> _What is required_
In this exercise, reproduce all the entries that follow exactly.

┄┄┄┄┄┄

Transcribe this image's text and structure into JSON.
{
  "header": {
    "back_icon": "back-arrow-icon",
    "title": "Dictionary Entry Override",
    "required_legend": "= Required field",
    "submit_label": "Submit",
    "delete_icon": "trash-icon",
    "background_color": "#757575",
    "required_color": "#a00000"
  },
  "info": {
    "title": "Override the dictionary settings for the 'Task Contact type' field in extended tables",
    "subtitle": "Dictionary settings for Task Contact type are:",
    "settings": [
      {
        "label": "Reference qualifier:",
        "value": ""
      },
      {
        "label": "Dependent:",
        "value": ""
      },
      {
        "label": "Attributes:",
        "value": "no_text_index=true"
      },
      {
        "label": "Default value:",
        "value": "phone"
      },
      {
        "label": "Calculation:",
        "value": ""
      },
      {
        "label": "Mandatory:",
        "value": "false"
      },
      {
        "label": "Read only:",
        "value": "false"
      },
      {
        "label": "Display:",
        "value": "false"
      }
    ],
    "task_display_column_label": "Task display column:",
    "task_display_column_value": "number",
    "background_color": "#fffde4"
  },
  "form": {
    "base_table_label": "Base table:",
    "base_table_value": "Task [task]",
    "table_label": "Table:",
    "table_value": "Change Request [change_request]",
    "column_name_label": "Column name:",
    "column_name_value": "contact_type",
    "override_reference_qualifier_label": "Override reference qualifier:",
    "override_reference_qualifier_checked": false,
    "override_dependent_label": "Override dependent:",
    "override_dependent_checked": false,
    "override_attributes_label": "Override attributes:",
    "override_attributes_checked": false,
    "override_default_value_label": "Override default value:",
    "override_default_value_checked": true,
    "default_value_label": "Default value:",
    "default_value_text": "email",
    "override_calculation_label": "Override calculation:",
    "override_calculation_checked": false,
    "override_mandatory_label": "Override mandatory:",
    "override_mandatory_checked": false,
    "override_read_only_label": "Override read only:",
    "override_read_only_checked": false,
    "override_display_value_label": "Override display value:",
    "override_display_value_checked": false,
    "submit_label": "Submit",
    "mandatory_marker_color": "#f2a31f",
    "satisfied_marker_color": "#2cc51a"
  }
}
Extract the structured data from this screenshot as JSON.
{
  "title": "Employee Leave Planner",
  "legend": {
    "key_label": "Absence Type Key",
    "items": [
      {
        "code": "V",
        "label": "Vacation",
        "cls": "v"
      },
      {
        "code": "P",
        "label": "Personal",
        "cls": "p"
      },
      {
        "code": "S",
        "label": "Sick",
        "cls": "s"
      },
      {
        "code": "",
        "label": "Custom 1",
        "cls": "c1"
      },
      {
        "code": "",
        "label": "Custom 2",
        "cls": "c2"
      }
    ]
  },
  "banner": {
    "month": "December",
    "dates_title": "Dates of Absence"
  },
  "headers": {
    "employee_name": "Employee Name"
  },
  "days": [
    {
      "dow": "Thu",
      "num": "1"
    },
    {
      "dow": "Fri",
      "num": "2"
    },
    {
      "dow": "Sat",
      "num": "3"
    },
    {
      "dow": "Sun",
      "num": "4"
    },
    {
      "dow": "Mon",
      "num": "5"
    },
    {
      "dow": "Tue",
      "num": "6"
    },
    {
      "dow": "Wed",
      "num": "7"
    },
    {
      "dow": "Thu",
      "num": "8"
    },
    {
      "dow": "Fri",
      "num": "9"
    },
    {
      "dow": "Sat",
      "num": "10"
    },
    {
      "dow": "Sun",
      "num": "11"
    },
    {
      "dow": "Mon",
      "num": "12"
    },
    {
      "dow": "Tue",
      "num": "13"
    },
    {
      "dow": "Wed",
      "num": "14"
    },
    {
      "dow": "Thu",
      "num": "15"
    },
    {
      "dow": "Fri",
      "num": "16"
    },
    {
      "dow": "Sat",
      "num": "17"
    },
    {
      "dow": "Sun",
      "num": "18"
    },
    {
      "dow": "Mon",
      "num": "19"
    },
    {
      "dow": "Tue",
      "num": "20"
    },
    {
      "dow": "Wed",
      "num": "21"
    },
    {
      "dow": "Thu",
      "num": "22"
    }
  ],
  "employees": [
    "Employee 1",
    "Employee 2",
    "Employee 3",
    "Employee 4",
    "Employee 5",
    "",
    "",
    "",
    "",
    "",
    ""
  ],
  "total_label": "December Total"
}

┄┄┄┄┄┄

> _Output below_
Transcribe this image's text and structure into JSON.
{
  "header": {
    "back_icon": "back-arrow-icon",
    "title": "Dictionary Entry Override",
    "required_legend": "= Required field",
    "submit_label": "Submit",
    "delete_icon": "trash-icon",
    "background_color": "#757575",
    "required_color": "#a00000"
  },
  "info": {
    "title": "Override the dictionary settings for the 'Task Contact type' field in extended tables",
    "subtitle": "Dictionary settings for Task Contact type are:",
    "settings": [
      {
        "label": "Reference qualifier:",
        "value": ""
      },
      {
        "label": "Dependent:",
        "value": ""
      },
      {
        "label": "Attributes:",
        "value": "no_text_index=true"
      },
      {
        "label": "Default value:",
        "value": "phone"
      },
      {
        "label": "Calculation:",
        "value": ""
      },
      {
        "label": "Mandatory:",
        "value": "false"
      },
      {
        "label": "Read only:",
        "value": "false"
      },
      {
        "label": "Display:",
        "value": "false"
      }
    ],
    "task_display_column_label": "Task display column:",
    "task_display_column_value": "number",
    "background_color": "#fffde4"
  },
  "form": {
    "base_table_label": "Base table:",
    "base_table_value": "Task [task]",
    "table_label": "Table:",
    "table_value": "Change Request [change_request]",
    "column_name_label": "Column name:",
    "column_name_value": "contact_type",
    "override_reference_qualifier_label": "Override reference qualifier:",
    "override_reference_qualifier_checked": false,
    "override_dependent_label": "Override dependent:",
    "override_dependent_checked": false,
    "override_attributes_label": "Override attributes:",
    "override_attributes_checked": false,
    "override_default_value_label": "Override default value:",
    "override_default_value_checked": true,
    "default_value_label": "Default value:",
    "default_value_text": "email",
    "override_calculation_label": "Override calculation:",
    "override_calculation_checked": false,
    "override_mandatory_label": "Override mandatory:",
    "override_mandatory_checked": false,
    "override_read_only_label": "Override read only:",
    "override_read_only_checked": false,
    "override_display_value_label": "Override display value:",
    "override_display_value_checked": false,
    "submit_label": "Submit",
    "mandatory_marker_color": "#f2a31f",
    "satisfied_marker_color": "#2cc51a"
  }
}
Extract the structured data from this screenshot as JSON.
{
  "title": "Employee Leave Planner",
  "legend": {
    "key_label": "Absence Type Key",
    "items": [
      {
        "code": "V",
        "label": "Vacation",
        "cls": "v"
      },
      {
        "code": "P",
        "label": "Personal",
        "cls": "p"
      },
      {
        "code": "S",
        "label": "Sick",
        "cls": "s"
      },
      {
        "code": "",
        "label": "Custom 1",
        "cls": "c1"
      },
      {
        "code": "",
        "label": "Custom 2",
        "cls": "c2"
      }
    ]
  },
  "banner": {
    "month": "December",
    "dates_title": "Dates of Absence"
  },
  "headers": {
    "employee_name": "Employee Name"
  },
  "days": [
    {
      "dow": "Thu",
      "num": "1"
    },
    {
      "dow": "Fri",
      "num": "2"
    },
    {
      "dow": "Sat",
      "num": "3"
    },
    {
      "dow": "Sun",
      "num": "4"
    },
    {
      "dow": "Mon",
      "num": "5"
    },
    {
      "dow": "Tue",
      "num": "6"
    },
    {
      "dow": "Wed",
      "num": "7"
    },
    {
      "dow": "Thu",
      "num": "8"
    },
    {
      "dow": "Fri",
      "num": "9"
    },
    {
      "dow": "Sat",
      "num": "10"
    },
    {
      "dow": "Sun",
      "num": "11"
    },
    {
      "dow": "Mon",
      "num": "12"
    },
    {
      "dow": "Tue",
      "num": "13"
    },
    {
      "dow": "Wed",
      "num": "14"
    },
    {
      "dow": "Thu",
      "num": "15"
    },
    {
      "dow": "Fri",
      "num": "16"
    },
    {
      "dow": "Sat",
      "num": "17"
    },
    {
      "dow": "Sun",
      "num": "18"
    },
    {
      "dow": "Mon",
      "num": "19"
    },
    {
      "dow": "Tue",
      "num": "20"
    },
    {
      "dow": "Wed",
      "num": "21"
    },
    {
      "dow": "Thu",
      "num": "22"
    }
  ],
  "employees": [
    "Employee 1",
    "Employee 2",
    "Employee 3",
    "Employee 4",
    "Employee 5",
    "",
    "",
    "",
    "",
    "",
    ""
  ],
  "total_label": "December Total"
}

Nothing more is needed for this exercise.